● DIRECTIONS:
Select all lines in the records that include "name".
** start of INPUT MATERIAL **
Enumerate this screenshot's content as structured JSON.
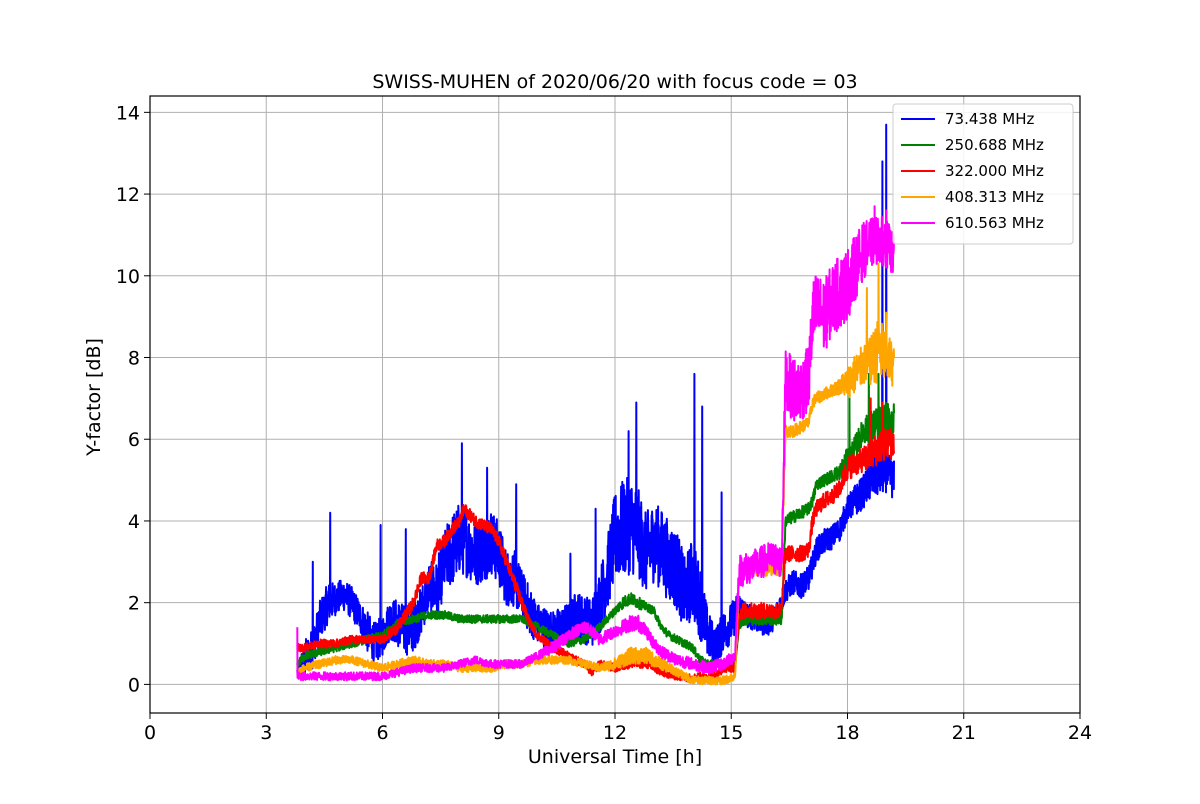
{
  "chart_data": {
    "type": "line",
    "title": "SWISS-MUHEN of 2020/06/20 with focus code = 03",
    "xlabel": "Universal Time [h]",
    "ylabel": "Y-factor [dB]",
    "xlim": [
      0,
      24
    ],
    "ylim": [
      -0.7,
      14.4
    ],
    "xticks": [
      0,
      3,
      6,
      9,
      12,
      15,
      18,
      21,
      24
    ],
    "xtick_labels": [
      "0",
      "3",
      "6",
      "9",
      "12",
      "15",
      "18",
      "21",
      "24"
    ],
    "yticks": [
      0,
      2,
      4,
      6,
      8,
      10,
      12,
      14
    ],
    "ytick_labels": [
      "0",
      "2",
      "4",
      "6",
      "8",
      "10",
      "12",
      "14"
    ],
    "grid": true,
    "legend_position": "top-right",
    "series": [
      {
        "name": "  73.438 MHz",
        "color": "#0000ff",
        "x": [
          3.8,
          4.0,
          4.2,
          4.4,
          4.6,
          4.8,
          5.0,
          5.2,
          5.4,
          5.6,
          5.8,
          6.0,
          6.2,
          6.4,
          6.6,
          6.8,
          7.0,
          7.2,
          7.4,
          7.6,
          7.8,
          8.0,
          8.2,
          8.4,
          8.6,
          8.8,
          9.0,
          9.2,
          9.4,
          9.6,
          9.8,
          10.0,
          10.2,
          10.4,
          10.6,
          10.8,
          11.0,
          11.2,
          11.4,
          11.6,
          11.8,
          12.0,
          12.2,
          12.4,
          12.6,
          12.8,
          13.0,
          13.2,
          13.4,
          13.6,
          13.8,
          14.0,
          14.2,
          14.4,
          14.6,
          14.8,
          15.0,
          15.2,
          15.4,
          15.6,
          15.8,
          16.0,
          16.2,
          16.4,
          16.6,
          16.8,
          17.0,
          17.2,
          17.4,
          17.6,
          17.8,
          18.0,
          18.2,
          18.4,
          18.6,
          18.8,
          19.0,
          19.2
        ],
        "y": [
          0.3,
          0.6,
          0.9,
          1.6,
          2.0,
          2.1,
          2.2,
          2.0,
          1.7,
          1.3,
          1.0,
          1.2,
          1.6,
          1.5,
          1.3,
          1.4,
          1.8,
          2.4,
          2.3,
          3.0,
          3.3,
          3.6,
          3.4,
          3.2,
          3.3,
          3.5,
          3.2,
          2.6,
          2.6,
          2.2,
          1.8,
          1.5,
          1.4,
          1.3,
          1.4,
          1.5,
          1.7,
          1.6,
          1.5,
          2.0,
          2.7,
          3.6,
          3.8,
          3.9,
          3.7,
          3.2,
          3.5,
          3.3,
          3.0,
          2.8,
          2.2,
          2.6,
          2.0,
          1.2,
          0.9,
          1.3,
          1.5,
          1.9,
          1.7,
          1.6,
          1.5,
          1.5,
          1.8,
          2.3,
          2.5,
          2.4,
          2.6,
          3.3,
          3.5,
          3.6,
          3.8,
          4.3,
          4.5,
          4.7,
          5.0,
          5.1,
          5.2,
          5.0
        ],
        "amp": [
          0.2,
          0.5,
          0.5,
          0.5,
          0.5,
          0.4,
          0.4,
          0.4,
          0.4,
          0.5,
          0.5,
          0.5,
          0.5,
          0.6,
          0.6,
          0.6,
          0.6,
          0.6,
          0.7,
          0.8,
          0.9,
          0.9,
          0.8,
          0.8,
          0.8,
          0.8,
          0.8,
          0.7,
          0.7,
          0.6,
          0.6,
          0.5,
          0.5,
          0.5,
          0.5,
          0.5,
          0.6,
          0.6,
          0.6,
          0.8,
          0.9,
          1.1,
          1.2,
          1.2,
          1.1,
          1.0,
          1.0,
          1.0,
          1.0,
          1.0,
          0.9,
          1.0,
          0.9,
          0.6,
          0.5,
          0.5,
          0.5,
          0.4,
          0.3,
          0.3,
          0.3,
          0.3,
          0.3,
          0.3,
          0.3,
          0.3,
          0.3,
          0.3,
          0.3,
          0.3,
          0.3,
          0.3,
          0.4,
          0.4,
          0.5,
          0.5,
          0.5,
          0.5
        ],
        "spikes": [
          [
            4.2,
            3.0
          ],
          [
            4.65,
            4.2
          ],
          [
            5.95,
            3.9
          ],
          [
            6.6,
            3.8
          ],
          [
            8.05,
            5.9
          ],
          [
            8.7,
            5.3
          ],
          [
            9.45,
            4.9
          ],
          [
            10.85,
            3.2
          ],
          [
            11.5,
            4.3
          ],
          [
            12.35,
            6.2
          ],
          [
            12.55,
            6.9
          ],
          [
            13.05,
            3.9
          ],
          [
            14.05,
            7.6
          ],
          [
            14.25,
            6.8
          ],
          [
            14.75,
            4.7
          ],
          [
            18.9,
            12.8
          ],
          [
            19.0,
            13.7
          ]
        ]
      },
      {
        "name": "250.688 MHz",
        "color": "#008000",
        "x": [
          3.8,
          4.0,
          4.4,
          4.8,
          5.2,
          5.6,
          6.0,
          6.4,
          6.8,
          7.2,
          7.6,
          8.0,
          8.4,
          8.8,
          9.2,
          9.6,
          10.0,
          10.4,
          10.8,
          11.2,
          11.6,
          12.0,
          12.2,
          12.4,
          12.6,
          12.8,
          13.0,
          13.2,
          13.4,
          13.6,
          13.8,
          14.0,
          14.2,
          14.4,
          14.8,
          15.1,
          15.2,
          15.3,
          15.6,
          16.0,
          16.3,
          16.4,
          16.6,
          16.8,
          17.0,
          17.1,
          17.2,
          17.4,
          17.6,
          17.8,
          18.0,
          18.2,
          18.4,
          18.6,
          18.8,
          19.0,
          19.2
        ],
        "y": [
          0.5,
          0.7,
          0.8,
          0.9,
          1.0,
          1.1,
          1.2,
          1.5,
          1.6,
          1.7,
          1.7,
          1.6,
          1.6,
          1.6,
          1.6,
          1.6,
          1.4,
          1.2,
          1.0,
          1.1,
          1.4,
          1.8,
          2.0,
          2.1,
          2.0,
          1.9,
          1.8,
          1.4,
          1.2,
          1.1,
          1.0,
          0.9,
          0.6,
          0.5,
          0.5,
          0.5,
          1.4,
          1.6,
          1.6,
          1.6,
          1.6,
          4.0,
          4.1,
          4.2,
          4.3,
          4.5,
          4.9,
          5.0,
          5.1,
          5.2,
          5.5,
          5.8,
          6.2,
          6.3,
          6.3,
          6.4,
          6.4
        ],
        "amp": [
          0.1,
          0.1,
          0.1,
          0.1,
          0.1,
          0.1,
          0.1,
          0.1,
          0.1,
          0.1,
          0.1,
          0.1,
          0.1,
          0.1,
          0.1,
          0.1,
          0.1,
          0.1,
          0.1,
          0.1,
          0.1,
          0.1,
          0.15,
          0.15,
          0.15,
          0.1,
          0.1,
          0.1,
          0.1,
          0.1,
          0.1,
          0.1,
          0.1,
          0.1,
          0.1,
          0.1,
          0.1,
          0.15,
          0.15,
          0.15,
          0.15,
          0.15,
          0.15,
          0.15,
          0.15,
          0.15,
          0.15,
          0.15,
          0.15,
          0.2,
          0.3,
          0.3,
          0.3,
          0.4,
          0.5,
          0.5,
          0.5
        ],
        "spikes": [
          [
            18.05,
            7.3
          ],
          [
            18.55,
            7.6
          ],
          [
            18.8,
            7.6
          ]
        ]
      },
      {
        "name": "322.000 MHz",
        "color": "#ff0000",
        "x": [
          3.8,
          4.0,
          4.4,
          4.8,
          5.2,
          5.6,
          6.0,
          6.4,
          6.8,
          7.0,
          7.2,
          7.4,
          7.6,
          7.8,
          8.0,
          8.1,
          8.4,
          8.8,
          9.0,
          9.2,
          9.4,
          9.6,
          9.8,
          10.0,
          10.4,
          10.8,
          11.2,
          11.4,
          11.6,
          12.0,
          12.4,
          12.8,
          13.2,
          13.6,
          14.0,
          14.2,
          14.4,
          14.6,
          14.8,
          15.1,
          15.2,
          15.3,
          15.6,
          16.0,
          16.3,
          16.4,
          16.6,
          16.8,
          17.0,
          17.1,
          17.2,
          17.4,
          17.6,
          17.8,
          18.0,
          18.2,
          18.4,
          18.6,
          18.8,
          19.0,
          19.2
        ],
        "y": [
          0.9,
          0.9,
          1.0,
          1.0,
          1.1,
          1.1,
          1.1,
          1.4,
          2.0,
          2.6,
          2.6,
          3.4,
          3.5,
          3.8,
          4.0,
          4.3,
          4.0,
          3.8,
          3.5,
          3.0,
          2.5,
          2.0,
          1.5,
          1.2,
          0.9,
          0.7,
          0.5,
          0.3,
          0.5,
          0.4,
          0.5,
          0.5,
          0.3,
          0.2,
          0.15,
          0.2,
          0.2,
          0.2,
          0.4,
          0.4,
          1.7,
          1.8,
          1.8,
          1.8,
          1.8,
          3.2,
          3.2,
          3.2,
          3.3,
          4.0,
          4.3,
          4.5,
          4.6,
          4.8,
          5.3,
          5.4,
          5.5,
          5.6,
          5.8,
          5.9,
          5.9
        ],
        "amp": [
          0.1,
          0.1,
          0.1,
          0.1,
          0.1,
          0.1,
          0.1,
          0.15,
          0.15,
          0.15,
          0.15,
          0.15,
          0.15,
          0.15,
          0.15,
          0.15,
          0.15,
          0.15,
          0.15,
          0.15,
          0.15,
          0.15,
          0.1,
          0.1,
          0.1,
          0.1,
          0.1,
          0.1,
          0.1,
          0.1,
          0.1,
          0.1,
          0.1,
          0.1,
          0.1,
          0.1,
          0.1,
          0.1,
          0.1,
          0.1,
          0.15,
          0.2,
          0.2,
          0.2,
          0.2,
          0.2,
          0.2,
          0.2,
          0.2,
          0.2,
          0.2,
          0.2,
          0.2,
          0.2,
          0.3,
          0.3,
          0.3,
          0.4,
          0.4,
          0.4,
          0.4
        ],
        "spikes": [
          [
            18.6,
            7.0
          ],
          [
            18.9,
            6.9
          ]
        ]
      },
      {
        "name": "408.313 MHz",
        "color": "#ffa500",
        "x": [
          3.8,
          4.0,
          4.4,
          4.8,
          5.2,
          5.6,
          6.0,
          6.4,
          6.8,
          7.2,
          7.6,
          8.0,
          8.4,
          8.8,
          9.2,
          9.6,
          10.0,
          10.4,
          10.8,
          11.2,
          11.6,
          12.0,
          12.4,
          12.8,
          13.2,
          13.6,
          14.0,
          14.4,
          14.8,
          15.1,
          15.2,
          15.3,
          15.6,
          16.0,
          16.3,
          16.4,
          16.6,
          16.8,
          17.0,
          17.1,
          17.2,
          17.4,
          17.6,
          17.8,
          18.0,
          18.2,
          18.4,
          18.6,
          18.8,
          19.0,
          19.2
        ],
        "y": [
          0.3,
          0.4,
          0.5,
          0.6,
          0.6,
          0.5,
          0.4,
          0.5,
          0.6,
          0.5,
          0.5,
          0.4,
          0.4,
          0.4,
          0.5,
          0.5,
          0.6,
          0.6,
          0.6,
          0.5,
          0.4,
          0.5,
          0.7,
          0.7,
          0.5,
          0.3,
          0.1,
          0.1,
          0.1,
          0.2,
          2.6,
          2.8,
          2.8,
          2.8,
          2.8,
          6.2,
          6.2,
          6.3,
          6.4,
          6.9,
          7.0,
          7.1,
          7.2,
          7.3,
          7.4,
          7.6,
          7.8,
          7.9,
          8.2,
          8.0,
          7.8
        ],
        "amp": [
          0.1,
          0.1,
          0.1,
          0.1,
          0.1,
          0.1,
          0.1,
          0.1,
          0.1,
          0.1,
          0.1,
          0.1,
          0.1,
          0.1,
          0.1,
          0.1,
          0.1,
          0.1,
          0.1,
          0.1,
          0.1,
          0.15,
          0.2,
          0.2,
          0.15,
          0.1,
          0.1,
          0.1,
          0.1,
          0.1,
          0.15,
          0.15,
          0.15,
          0.15,
          0.15,
          0.15,
          0.15,
          0.15,
          0.15,
          0.15,
          0.15,
          0.15,
          0.15,
          0.2,
          0.4,
          0.5,
          0.5,
          0.6,
          0.8,
          0.7,
          0.5
        ],
        "spikes": [
          [
            18.5,
            9.7
          ],
          [
            18.8,
            10.3
          ],
          [
            19.0,
            9.1
          ]
        ]
      },
      {
        "name": "610.563 MHz",
        "color": "#ff00ff",
        "x": [
          3.8,
          4.0,
          4.4,
          4.8,
          5.2,
          5.6,
          6.0,
          6.4,
          6.8,
          7.2,
          7.6,
          8.0,
          8.4,
          8.8,
          9.2,
          9.6,
          10.0,
          10.4,
          10.8,
          11.2,
          11.4,
          11.6,
          12.0,
          12.4,
          12.6,
          12.8,
          13.0,
          13.2,
          13.6,
          14.0,
          14.4,
          14.8,
          15.1,
          15.2,
          15.3,
          15.6,
          16.0,
          16.3,
          16.4,
          16.6,
          16.8,
          17.0,
          17.1,
          17.2,
          17.4,
          17.6,
          17.8,
          18.0,
          18.2,
          18.4,
          18.6,
          18.8,
          19.0,
          19.2
        ],
        "y": [
          0.2,
          0.2,
          0.2,
          0.2,
          0.2,
          0.2,
          0.2,
          0.3,
          0.4,
          0.4,
          0.4,
          0.5,
          0.6,
          0.5,
          0.5,
          0.5,
          0.7,
          0.9,
          1.2,
          1.4,
          1.3,
          1.1,
          1.3,
          1.5,
          1.5,
          1.3,
          1.0,
          0.8,
          0.6,
          0.5,
          0.4,
          0.5,
          0.7,
          2.8,
          2.8,
          2.9,
          3.1,
          3.0,
          7.5,
          7.2,
          7.2,
          7.5,
          9.0,
          9.2,
          9.0,
          9.4,
          9.6,
          9.8,
          10.2,
          10.6,
          10.8,
          10.9,
          10.8,
          10.5
        ],
        "amp": [
          0.1,
          0.1,
          0.1,
          0.1,
          0.1,
          0.1,
          0.1,
          0.1,
          0.1,
          0.1,
          0.1,
          0.1,
          0.1,
          0.1,
          0.1,
          0.1,
          0.1,
          0.15,
          0.15,
          0.15,
          0.15,
          0.15,
          0.15,
          0.2,
          0.2,
          0.15,
          0.15,
          0.15,
          0.15,
          0.15,
          0.15,
          0.15,
          0.15,
          0.4,
          0.4,
          0.4,
          0.4,
          0.4,
          0.7,
          0.8,
          0.8,
          0.8,
          0.9,
          0.9,
          0.9,
          0.9,
          0.9,
          0.9,
          0.8,
          0.7,
          0.6,
          0.6,
          0.6,
          0.5
        ],
        "spikes": [
          [
            3.8,
            1.4
          ],
          [
            18.7,
            11.7
          ],
          [
            19.0,
            11.6
          ]
        ]
      }
    ]
  }
}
** end of INPUT MATERIAL **
● TASK RESPONSE:
        "name": "  73.438 MHz",
        "name": "250.688 MHz",
        "name": "322.000 MHz",
        "name": "408.313 MHz",
        "name": "610.563 MHz",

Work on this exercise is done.